------ EXERCISE MATERIALS ------

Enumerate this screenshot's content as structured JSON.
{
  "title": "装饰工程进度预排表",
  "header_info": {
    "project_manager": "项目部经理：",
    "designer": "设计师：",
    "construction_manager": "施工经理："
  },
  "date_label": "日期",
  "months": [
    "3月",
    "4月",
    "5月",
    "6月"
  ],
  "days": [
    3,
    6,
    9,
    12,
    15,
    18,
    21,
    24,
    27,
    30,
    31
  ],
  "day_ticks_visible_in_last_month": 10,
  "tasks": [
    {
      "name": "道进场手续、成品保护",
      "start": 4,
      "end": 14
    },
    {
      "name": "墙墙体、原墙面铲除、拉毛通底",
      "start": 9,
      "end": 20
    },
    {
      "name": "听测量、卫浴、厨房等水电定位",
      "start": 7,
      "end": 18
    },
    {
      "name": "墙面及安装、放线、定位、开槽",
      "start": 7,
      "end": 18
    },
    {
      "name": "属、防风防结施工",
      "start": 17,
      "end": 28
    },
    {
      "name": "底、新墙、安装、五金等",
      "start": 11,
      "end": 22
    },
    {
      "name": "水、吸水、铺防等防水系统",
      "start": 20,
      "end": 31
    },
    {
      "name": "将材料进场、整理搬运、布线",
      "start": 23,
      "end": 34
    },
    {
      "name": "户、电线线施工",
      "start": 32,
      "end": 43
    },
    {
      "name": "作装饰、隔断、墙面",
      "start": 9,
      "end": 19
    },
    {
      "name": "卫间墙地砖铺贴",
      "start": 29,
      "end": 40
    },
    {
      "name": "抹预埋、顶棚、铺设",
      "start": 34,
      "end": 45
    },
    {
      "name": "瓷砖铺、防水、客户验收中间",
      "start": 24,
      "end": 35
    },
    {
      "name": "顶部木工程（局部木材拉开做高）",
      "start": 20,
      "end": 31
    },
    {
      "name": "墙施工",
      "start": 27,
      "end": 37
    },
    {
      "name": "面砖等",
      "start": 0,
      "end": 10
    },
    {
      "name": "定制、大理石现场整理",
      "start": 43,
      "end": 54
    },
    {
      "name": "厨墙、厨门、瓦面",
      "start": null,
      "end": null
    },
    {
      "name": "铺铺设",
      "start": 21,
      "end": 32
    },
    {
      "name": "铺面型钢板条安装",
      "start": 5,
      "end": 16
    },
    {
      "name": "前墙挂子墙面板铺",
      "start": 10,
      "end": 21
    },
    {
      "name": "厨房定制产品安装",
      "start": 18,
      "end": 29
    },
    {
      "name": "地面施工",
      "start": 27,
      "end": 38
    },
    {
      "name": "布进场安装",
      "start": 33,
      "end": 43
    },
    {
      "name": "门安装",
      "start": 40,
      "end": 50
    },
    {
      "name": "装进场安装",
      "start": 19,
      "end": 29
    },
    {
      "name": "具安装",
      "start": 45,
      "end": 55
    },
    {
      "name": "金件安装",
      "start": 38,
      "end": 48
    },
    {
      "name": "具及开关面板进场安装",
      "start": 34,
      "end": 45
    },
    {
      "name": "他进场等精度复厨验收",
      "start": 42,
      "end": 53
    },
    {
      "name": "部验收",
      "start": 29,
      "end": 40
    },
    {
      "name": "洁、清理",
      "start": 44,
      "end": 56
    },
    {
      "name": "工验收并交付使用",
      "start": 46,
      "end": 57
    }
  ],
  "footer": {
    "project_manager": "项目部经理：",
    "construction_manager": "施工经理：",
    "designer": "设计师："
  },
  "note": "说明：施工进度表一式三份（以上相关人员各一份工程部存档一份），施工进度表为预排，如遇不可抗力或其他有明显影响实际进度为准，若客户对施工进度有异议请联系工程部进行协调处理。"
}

------

WHAT YOU ARE ASKED TO DO
Count how many lines in the data contain the word "施工经理", giving the number without comment.

OUTPUT
2